───── Data section
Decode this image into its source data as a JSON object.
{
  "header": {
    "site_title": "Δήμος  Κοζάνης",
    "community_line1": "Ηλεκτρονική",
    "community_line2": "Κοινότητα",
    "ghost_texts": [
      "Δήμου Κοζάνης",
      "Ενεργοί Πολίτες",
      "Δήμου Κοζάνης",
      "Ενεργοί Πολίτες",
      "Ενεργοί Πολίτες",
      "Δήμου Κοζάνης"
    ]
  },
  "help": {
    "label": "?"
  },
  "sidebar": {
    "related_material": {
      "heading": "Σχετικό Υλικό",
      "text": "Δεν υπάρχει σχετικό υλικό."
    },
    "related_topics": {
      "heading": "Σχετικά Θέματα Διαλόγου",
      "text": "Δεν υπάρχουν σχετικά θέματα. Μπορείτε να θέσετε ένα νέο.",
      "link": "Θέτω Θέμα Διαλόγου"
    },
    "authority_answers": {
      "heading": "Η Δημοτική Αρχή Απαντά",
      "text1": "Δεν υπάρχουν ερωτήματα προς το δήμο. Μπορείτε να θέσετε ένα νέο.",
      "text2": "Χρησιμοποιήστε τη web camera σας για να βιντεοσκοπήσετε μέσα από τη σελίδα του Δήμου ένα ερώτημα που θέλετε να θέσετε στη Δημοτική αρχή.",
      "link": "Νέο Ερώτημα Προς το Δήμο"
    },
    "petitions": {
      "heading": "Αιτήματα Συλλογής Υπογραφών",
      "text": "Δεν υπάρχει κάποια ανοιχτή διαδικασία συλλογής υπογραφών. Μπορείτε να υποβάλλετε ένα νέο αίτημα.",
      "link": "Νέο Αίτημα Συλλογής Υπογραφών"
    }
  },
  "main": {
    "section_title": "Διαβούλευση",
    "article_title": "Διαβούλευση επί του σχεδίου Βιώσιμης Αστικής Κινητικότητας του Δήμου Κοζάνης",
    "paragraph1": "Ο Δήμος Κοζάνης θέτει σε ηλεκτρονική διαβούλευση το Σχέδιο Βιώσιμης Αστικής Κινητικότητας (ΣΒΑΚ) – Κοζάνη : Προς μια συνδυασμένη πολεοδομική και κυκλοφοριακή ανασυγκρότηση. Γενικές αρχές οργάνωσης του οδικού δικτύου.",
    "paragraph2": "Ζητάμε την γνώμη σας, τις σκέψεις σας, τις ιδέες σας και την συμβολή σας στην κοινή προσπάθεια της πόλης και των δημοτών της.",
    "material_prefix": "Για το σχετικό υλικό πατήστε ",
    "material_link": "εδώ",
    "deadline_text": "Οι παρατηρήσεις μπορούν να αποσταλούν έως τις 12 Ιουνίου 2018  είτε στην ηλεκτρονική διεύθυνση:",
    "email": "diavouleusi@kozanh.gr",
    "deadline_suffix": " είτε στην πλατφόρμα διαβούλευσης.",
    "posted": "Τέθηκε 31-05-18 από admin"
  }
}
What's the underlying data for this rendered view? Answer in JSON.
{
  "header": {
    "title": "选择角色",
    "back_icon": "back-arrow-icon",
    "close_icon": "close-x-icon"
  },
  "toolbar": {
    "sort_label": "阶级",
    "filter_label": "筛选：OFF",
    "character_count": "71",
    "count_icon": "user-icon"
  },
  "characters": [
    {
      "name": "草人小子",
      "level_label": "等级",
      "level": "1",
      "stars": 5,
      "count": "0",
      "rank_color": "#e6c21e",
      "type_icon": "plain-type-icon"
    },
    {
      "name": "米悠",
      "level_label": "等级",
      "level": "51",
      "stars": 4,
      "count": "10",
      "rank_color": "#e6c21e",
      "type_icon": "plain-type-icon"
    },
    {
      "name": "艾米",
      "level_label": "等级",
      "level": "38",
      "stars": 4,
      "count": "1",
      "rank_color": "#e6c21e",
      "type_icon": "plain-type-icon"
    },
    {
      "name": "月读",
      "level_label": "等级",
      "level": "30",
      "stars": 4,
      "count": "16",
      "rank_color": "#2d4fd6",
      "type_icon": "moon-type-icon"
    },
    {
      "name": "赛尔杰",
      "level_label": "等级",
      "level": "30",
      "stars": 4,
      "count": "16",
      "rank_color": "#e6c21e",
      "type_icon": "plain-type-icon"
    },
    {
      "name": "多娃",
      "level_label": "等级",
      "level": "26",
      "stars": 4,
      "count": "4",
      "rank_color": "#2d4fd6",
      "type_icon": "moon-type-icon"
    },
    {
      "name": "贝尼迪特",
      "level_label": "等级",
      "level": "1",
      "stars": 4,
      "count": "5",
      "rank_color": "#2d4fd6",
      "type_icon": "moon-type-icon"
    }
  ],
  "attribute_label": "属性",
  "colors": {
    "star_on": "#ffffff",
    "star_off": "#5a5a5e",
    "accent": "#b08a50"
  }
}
──────────
Transcribe each entry precisely, missing none.

→ **Exercise result**:
Decode this image into its source data as a JSON object.
{
  "header": {
    "site_title": "Δήμος  Κοζάνης",
    "community_line1": "Ηλεκτρονική",
    "community_line2": "Κοινότητα",
    "ghost_texts": [
      "Δήμου Κοζάνης",
      "Ενεργοί Πολίτες",
      "Δήμου Κοζάνης",
      "Ενεργοί Πολίτες",
      "Ενεργοί Πολίτες",
      "Δήμου Κοζάνης"
    ]
  },
  "help": {
    "label": "?"
  },
  "sidebar": {
    "related_material": {
      "heading": "Σχετικό Υλικό",
      "text": "Δεν υπάρχει σχετικό υλικό."
    },
    "related_topics": {
      "heading": "Σχετικά Θέματα Διαλόγου",
      "text": "Δεν υπάρχουν σχετικά θέματα. Μπορείτε να θέσετε ένα νέο.",
      "link": "Θέτω Θέμα Διαλόγου"
    },
    "authority_answers": {
      "heading": "Η Δημοτική Αρχή Απαντά",
      "text1": "Δεν υπάρχουν ερωτήματα προς το δήμο. Μπορείτε να θέσετε ένα νέο.",
      "text2": "Χρησιμοποιήστε τη web camera σας για να βιντεοσκοπήσετε μέσα από τη σελίδα του Δήμου ένα ερώτημα που θέλετε να θέσετε στη Δημοτική αρχή.",
      "link": "Νέο Ερώτημα Προς το Δήμο"
    },
    "petitions": {
      "heading": "Αιτήματα Συλλογής Υπογραφών",
      "text": "Δεν υπάρχει κάποια ανοιχτή διαδικασία συλλογής υπογραφών. Μπορείτε να υποβάλλετε ένα νέο αίτημα.",
      "link": "Νέο Αίτημα Συλλογής Υπογραφών"
    }
  },
  "main": {
    "section_title": "Διαβούλευση",
    "article_title": "Διαβούλευση επί του σχεδίου Βιώσιμης Αστικής Κινητικότητας του Δήμου Κοζάνης",
    "paragraph1": "Ο Δήμος Κοζάνης θέτει σε ηλεκτρονική διαβούλευση το Σχέδιο Βιώσιμης Αστικής Κινητικότητας (ΣΒΑΚ) – Κοζάνη : Προς μια συνδυασμένη πολεοδομική και κυκλοφοριακή ανασυγκρότηση. Γενικές αρχές οργάνωσης του οδικού δικτύου.",
    "paragraph2": "Ζητάμε την γνώμη σας, τις σκέψεις σας, τις ιδέες σας και την συμβολή σας στην κοινή προσπάθεια της πόλης και των δημοτών της.",
    "material_prefix": "Για το σχετικό υλικό πατήστε ",
    "material_link": "εδώ",
    "deadline_text": "Οι παρατηρήσεις μπορούν να αποσταλούν έως τις 12 Ιουνίου 2018  είτε στην ηλεκτρονική διεύθυνση:",
    "email": "diavouleusi@kozanh.gr",
    "deadline_suffix": " είτε στην πλατφόρμα διαβούλευσης.",
    "posted": "Τέθηκε 31-05-18 από admin"
  }
}
What's the underlying data for this rendered view? Answer in JSON.
{
  "header": {
    "title": "选择角色",
    "back_icon": "back-arrow-icon",
    "close_icon": "close-x-icon"
  },
  "toolbar": {
    "sort_label": "阶级",
    "filter_label": "筛选：OFF",
    "character_count": "71",
    "count_icon": "user-icon"
  },
  "characters": [
    {
      "name": "草人小子",
      "level_label": "等级",
      "level": "1",
      "stars": 5,
      "count": "0",
      "rank_color": "#e6c21e",
      "type_icon": "plain-type-icon"
    },
    {
      "name": "米悠",
      "level_label": "等级",
      "level": "51",
      "stars": 4,
      "count": "10",
      "rank_color": "#e6c21e",
      "type_icon": "plain-type-icon"
    },
    {
      "name": "艾米",
      "level_label": "等级",
      "level": "38",
      "stars": 4,
      "count": "1",
      "rank_color": "#e6c21e",
      "type_icon": "plain-type-icon"
    },
    {
      "name": "月读",
      "level_label": "等级",
      "level": "30",
      "stars": 4,
      "count": "16",
      "rank_color": "#2d4fd6",
      "type_icon": "moon-type-icon"
    },
    {
      "name": "赛尔杰",
      "level_label": "等级",
      "level": "30",
      "stars": 4,
      "count": "16",
      "rank_color": "#e6c21e",
      "type_icon": "plain-type-icon"
    },
    {
      "name": "多娃",
      "level_label": "等级",
      "level": "26",
      "stars": 4,
      "count": "4",
      "rank_color": "#2d4fd6",
      "type_icon": "moon-type-icon"
    },
    {
      "name": "贝尼迪特",
      "level_label": "等级",
      "level": "1",
      "stars": 4,
      "count": "5",
      "rank_color": "#2d4fd6",
      "type_icon": "moon-type-icon"
    }
  ],
  "attribute_label": "属性",
  "colors": {
    "star_on": "#ffffff",
    "star_off": "#5a5a5e",
    "accent": "#b08a50"
  }
}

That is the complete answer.